Hiring an Agent to Form Your Corporation
File the articles in person or by mail with the $100 filing fee included. Since your corporation is in California, you are required to have an agent for service process located in the state. The agent may be a corporation or individual. This agent will accept legal documentation in the event you are sued. The agent must agree to accept service of process on behalf of your corporation.
Your corporation cannot serve as its own agent for service of process. The agent must agree to accept service of process before the designation. The agent can be a corporate agent who has already filed a certificate pursuant to Section 1505 of the California Corporations Code.
This certificate is filed with the Secretary of State. The agent can also be an individual who simply lives in California. The agent is required to have a physical street address. When selecting an initial agent, most small corporations choose an officer or director of the company.
S Corporation Eligibility and Shareholder Requirements
Not all corporations qualify for S Corp status. The IRS and the State of California impose strict eligibility criteria. To maintain S Corp status:
- The corporation must be domestic and formed under California or another U.S. state’s laws.
- It may have no more than 100 shareholders.
- All shareholders must be U.S. citizens or resident aliens—no partnerships, other corporations, or nonresident aliens may hold shares.
- The company may issue only one class of stock (differences in voting rights are allowed, but not in profit distribution).
- All shareholders must consent in writing to the S Corp election.
Violating these rules, such as by issuing preferred stock or admitting an ineligible shareholder, can result in automatic termination of S Corp status.
Forming a California S Corporation?
An S corporation is not a type of corporation in itself; it is a tax status. Regular corporations, partnerships, and LLCs can file Form 8832 with the IRS to be taxed as an S corporation. This Form is an Entity Classification Election. The rules that govern the formation of an LLC or Limited Liability Company or any for-profit corporation are the same. After the formation of the corporation, the election to be treated as an S corporation is filed with the IRS.
A California S-Corp is also known as a CA S-Corp. When choosing the name for your California S-Corp, be sure the name is available. The name itself must indicate the status of corporation by including “Inc.” or “Incorporated” as a suffix. You'll have to file a document or charter referred to as Articles of Incorporation or AOI, detailing the main information or rules of the corporation.
California S Corp Tax Responsibilities and Deadlines
California treats S Corporations as pass-through entities for federal income tax purposes but still imposes state-level taxes. Here’s what owners should know:
- Franchise Tax: Every S Corp must pay an annual minimum franchise tax of $800, even if it operates at a loss.
----
Print the passage on forming a California corporation exactly, everything from "- All shareholders must consent" down to "of S Corp status.".

(Boxed element entries)
----
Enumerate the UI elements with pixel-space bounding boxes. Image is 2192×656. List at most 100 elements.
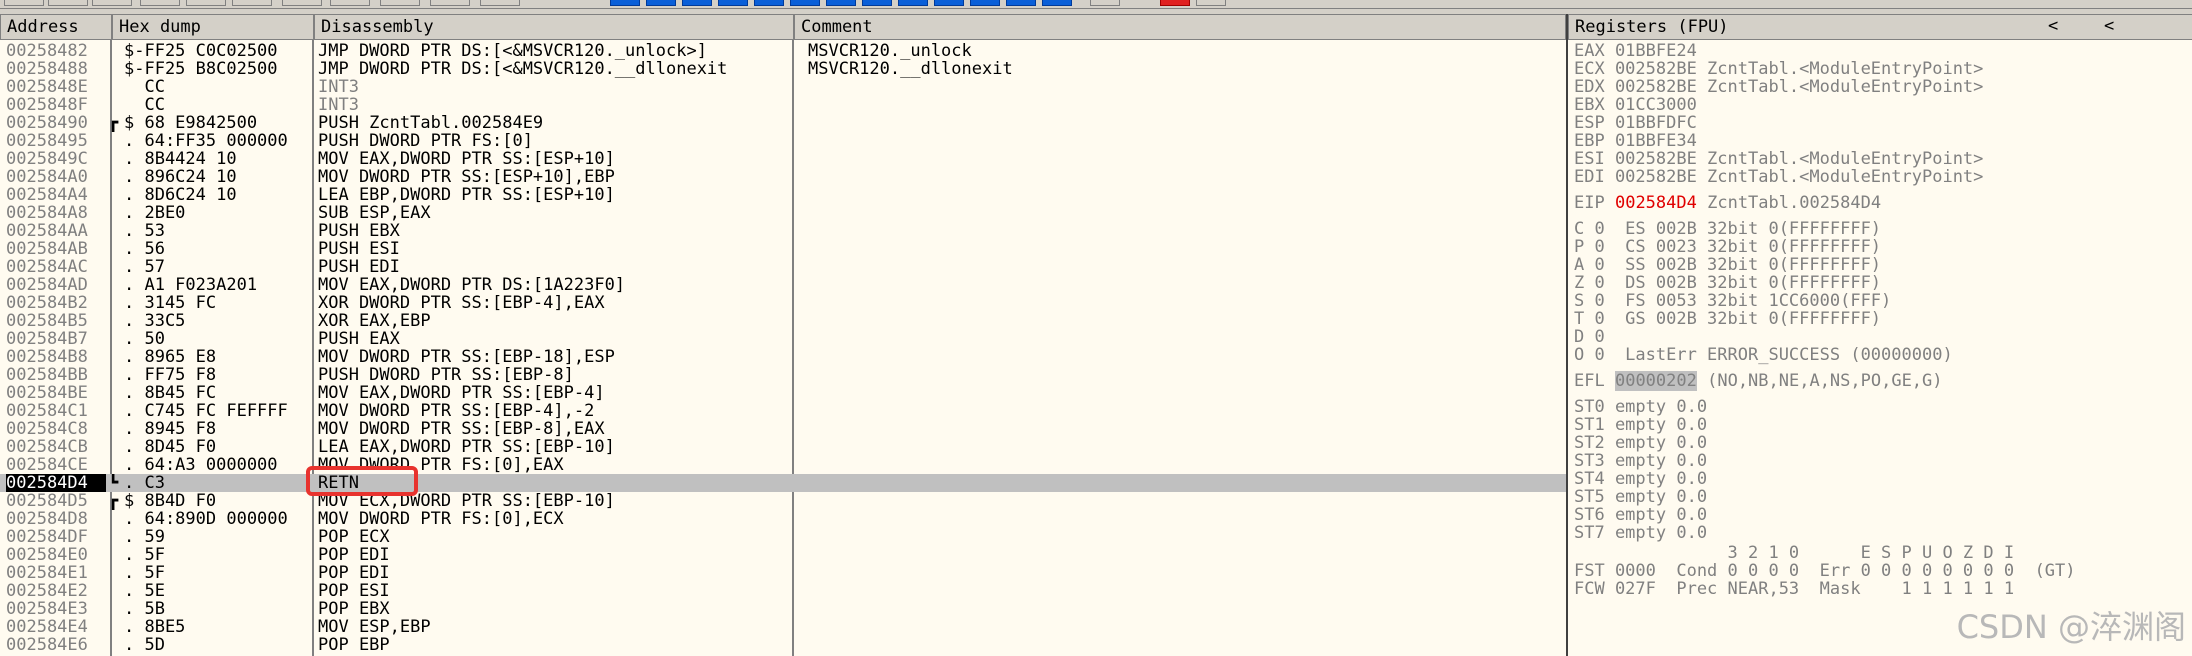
disassembly-row[interactable]: 0025849C . 8B4424 10 MOV EAX,DWORD PTR SS:… <box>0 150 1566 168</box>
fpu-st-line[interactable]: ST3 empty 0.0 <box>1574 452 1707 470</box>
disassembly-row[interactable]: 002584E2 . 5E POP ESI <box>0 582 1566 600</box>
register-line[interactable]: ESP 01BBFDFC <box>1574 114 1697 132</box>
column-header-address[interactable]: Address <box>0 14 112 40</box>
cpu-disassembly-pane[interactable]: Address Hex dump Disassembly Comment 002… <box>0 14 1568 656</box>
disassembly-row[interactable]: 002584E6 . 5D POP EBP <box>0 636 1566 654</box>
toolbar-button[interactable] <box>1196 0 1226 6</box>
row-comment <box>808 438 1568 456</box>
flag-line[interactable]: S 0 FS 0053 32bit 1CC6000(FFF) <box>1574 292 1891 310</box>
disassembly-row[interactable]: 002584E3 . 5B POP EBX <box>0 600 1566 618</box>
fpu-st-line[interactable]: ST2 empty 0.0 <box>1574 434 1707 452</box>
flag-line[interactable]: D 0 <box>1574 328 1605 346</box>
toolbar-window-button[interactable] <box>1006 0 1036 6</box>
efl-line[interactable]: EFL 00000202 (NO,NB,NE,A,NS,PO,GE,G) <box>1574 371 1943 391</box>
row-bracket <box>108 456 124 474</box>
toolbar-window-button[interactable] <box>934 0 964 6</box>
row-address: 0025849C <box>6 150 88 168</box>
toolbar-button[interactable] <box>330 0 370 6</box>
disassembly-row[interactable]: 00258490 ┏ $ 68 E9842500 PUSH ZcntTabl.0025… <box>0 114 1566 132</box>
disassembly-row[interactable]: 002584AA . 53 PUSH EBX <box>0 222 1566 240</box>
disassembly-row[interactable]: 002584AB . 56 PUSH ESI <box>0 240 1566 258</box>
column-header-hexdump[interactable]: Hex dump <box>112 14 314 40</box>
fpu-st-line[interactable]: ST6 empty 0.0 <box>1574 506 1707 524</box>
flag-line[interactable]: O 0 LastErr ERROR_SUCCESS (00000000) <box>1574 346 1953 364</box>
toolbar-window-button[interactable] <box>898 0 928 6</box>
registers-prev-arrow[interactable]: < <box>2048 14 2058 38</box>
fst-line[interactable]: FST 0000 Cond 0 0 0 0 Err 0 0 0 0 0 0 0 … <box>1574 562 2076 580</box>
toolbar-window-button[interactable] <box>1042 0 1072 6</box>
disassembly-row[interactable]: 0025848E CC INT3 <box>0 78 1566 96</box>
disassembly-row[interactable]: 002584A0 . 896C24 10 MOV DWORD PTR SS:[ESP… <box>0 168 1566 186</box>
disassembly-row[interactable]: 002584E1 . 5F POP EDI <box>0 564 1566 582</box>
toolbar-window-button[interactable] <box>970 0 1000 6</box>
toolbar-window-button[interactable] <box>790 0 820 6</box>
register-line[interactable]: ECX 002582BE ZcntTabl.<ModuleEntryPoint> <box>1574 60 1983 78</box>
column-header-comment[interactable]: Comment <box>794 14 1566 40</box>
eip-line[interactable]: EIP 002584D4 ZcntTabl.002584D4 <box>1574 194 1881 212</box>
toolbar-button[interactable] <box>186 0 226 6</box>
disassembly-row[interactable]: 002584A4 . 8D6C24 10 LEA EBP,DWORD PTR SS:… <box>0 186 1566 204</box>
disassembly-row[interactable]: 002584E4 . 8BE5 MOV ESP,EBP <box>0 618 1566 636</box>
toolbar-button[interactable] <box>380 0 420 6</box>
disassembly-row[interactable]: 002584B2 . 3145 FC XOR DWORD PTR SS:[EBP-4… <box>0 294 1566 312</box>
toolbar-button[interactable] <box>4 0 44 6</box>
disassembly-row[interactable]: 00258488 $-FF25 B8C02500 JMP DWORD PTR DS:… <box>0 60 1566 78</box>
disassembly-row[interactable]: 002584C8 . 8945 F8 MOV DWORD PTR SS:[EBP-8… <box>0 420 1566 438</box>
disassembly-row[interactable]: 002584A8 . 2BE0 SUB ESP,EAX <box>0 204 1566 222</box>
disassembly-row[interactable]: 002584B5 . 33C5 XOR EAX,EBP <box>0 312 1566 330</box>
disassembly-row[interactable]: 002584CE. 64:A3 0000000 MOV DWORD PTR FS:… <box>0 456 1566 474</box>
flag-line[interactable]: C 0 ES 002B 32bit 0(FFFFFFFF) <box>1574 220 1881 238</box>
disassembly-row[interactable]: 002584DF . 59 POP ECX <box>0 528 1566 546</box>
toolbar-stop-button[interactable] <box>1160 0 1190 6</box>
register-line[interactable]: EAX 01BBFE24 <box>1574 42 1697 60</box>
registers-next-arrow[interactable]: < <box>2104 14 2114 38</box>
flag-line[interactable]: Z 0 DS 002B 32bit 0(FFFFFFFF) <box>1574 274 1881 292</box>
toolbar-window-button[interactable] <box>682 0 712 6</box>
disassembly-row[interactable]: 002584AD . A1 F023A201 MOV EAX,DWORD PTR D… <box>0 276 1566 294</box>
disassembly-row-selected[interactable]: 002584D4 ┗. C3 RETN <box>0 474 1566 492</box>
disassembly-row[interactable]: 002584D8 . 64:890D 000000 MOV DWORD PTR FS… <box>0 510 1566 528</box>
toolbar-button[interactable] <box>430 0 470 6</box>
toolbar-window-button[interactable] <box>826 0 856 6</box>
fpu-st-line[interactable]: ST7 empty 0.0 <box>1574 524 1707 542</box>
toolbar-button[interactable] <box>48 0 88 6</box>
column-header-disassembly[interactable]: Disassembly <box>314 14 794 40</box>
fpu-st-line[interactable]: ST1 empty 0.0 <box>1574 416 1707 434</box>
disassembly-row[interactable]: 002584B8 . 8965 E8 MOV DWORD PTR SS:[EBP-1… <box>0 348 1566 366</box>
disassembly-row[interactable]: 002584D5 ┏ $ 8B4D F0 MOV ECX,DWORD PTR SS:[… <box>0 492 1566 510</box>
fcw-line[interactable]: FCW 027F Prec NEAR,53 Mask 1 1 1 1 1 1 <box>1574 580 2014 598</box>
toolbar-button[interactable] <box>1090 0 1120 6</box>
disassembly-row[interactable]: 002584C1 . C745 FC FEFFFF MOV DWORD PTR SS… <box>0 402 1566 420</box>
disassembly-row[interactable]: 002584BE . 8B45 FC MOV EAX,DWORD PTR SS:[E… <box>0 384 1566 402</box>
toolbar-button[interactable] <box>480 0 520 6</box>
toolbar-button[interactable] <box>282 0 322 6</box>
disassembly-row[interactable]: 002584BB . FF75 F8 PUSH DWORD PTR SS:[EBP-… <box>0 366 1566 384</box>
toolbar-window-button[interactable] <box>862 0 892 6</box>
toolbar-window-button[interactable] <box>610 0 640 6</box>
disassembly-row[interactable]: 00258482 $-FF25 C0C02500 JMP DWORD PTR DS:… <box>0 42 1566 60</box>
disassembly-row[interactable]: 00258495 . 64:FF35 000000 PUSH DWORD PTR F… <box>0 132 1566 150</box>
register-line[interactable]: ESI 002582BE ZcntTabl.<ModuleEntryPoint> <box>1574 150 1983 168</box>
disassembly-row[interactable]: 002584B7 . 50 PUSH EAX <box>0 330 1566 348</box>
fpu-st-line[interactable]: ST4 empty 0.0 <box>1574 470 1707 488</box>
registers-pane[interactable]: Registers (FPU) < < EAX 01BBFE24 ECX 0025… <box>1566 14 2192 656</box>
disassembly-row[interactable]: 002584E0 . 5F POP EDI <box>0 546 1566 564</box>
disassembly-row[interactable]: 002584AC . 57 PUSH EDI <box>0 258 1566 276</box>
register-line[interactable]: EDI 002582BE ZcntTabl.<ModuleEntryPoint> <box>1574 168 1983 186</box>
register-line[interactable]: EBP 01BBFE34 <box>1574 132 1697 150</box>
toolbar-button[interactable] <box>232 0 272 6</box>
register-line[interactable]: EDX 002582BE ZcntTabl.<ModuleEntryPoint> <box>1574 78 1983 96</box>
toolbar-window-button[interactable] <box>718 0 748 6</box>
toolbar-button[interactable] <box>140 0 180 6</box>
toolbar-window-button[interactable] <box>646 0 676 6</box>
flag-line[interactable]: T 0 GS 002B 32bit 0(FFFFFFFF) <box>1574 310 1881 328</box>
flag-line[interactable]: A 0 SS 002B 32bit 0(FFFFFFFF) <box>1574 256 1881 274</box>
flag-line[interactable]: P 0 CS 0023 32bit 0(FFFFFFFF) <box>1574 238 1881 256</box>
toolbar-button[interactable] <box>92 0 132 6</box>
disassembly-row[interactable]: 002584CB . 8D45 F0 LEA EAX,DWORD PTR SS:[E… <box>0 438 1566 456</box>
toolbar-window-button[interactable] <box>754 0 784 6</box>
disassembly-row[interactable]: 0025848F CC INT3 <box>0 96 1566 114</box>
fpu-st-line[interactable]: ST5 empty 0.0 <box>1574 488 1707 506</box>
fpu-st-line[interactable]: ST0 empty 0.0 <box>1574 398 1707 416</box>
register-line[interactable]: EBX 01CC3000 <box>1574 96 1697 114</box>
----
__TASK ANSWER__:
- All shareholders must consent in writing to the S Corp election.
Violating these rules, such as by issuing preferred stock or admitting an ineligible shareholder, can result in automatic termination of S Corp status.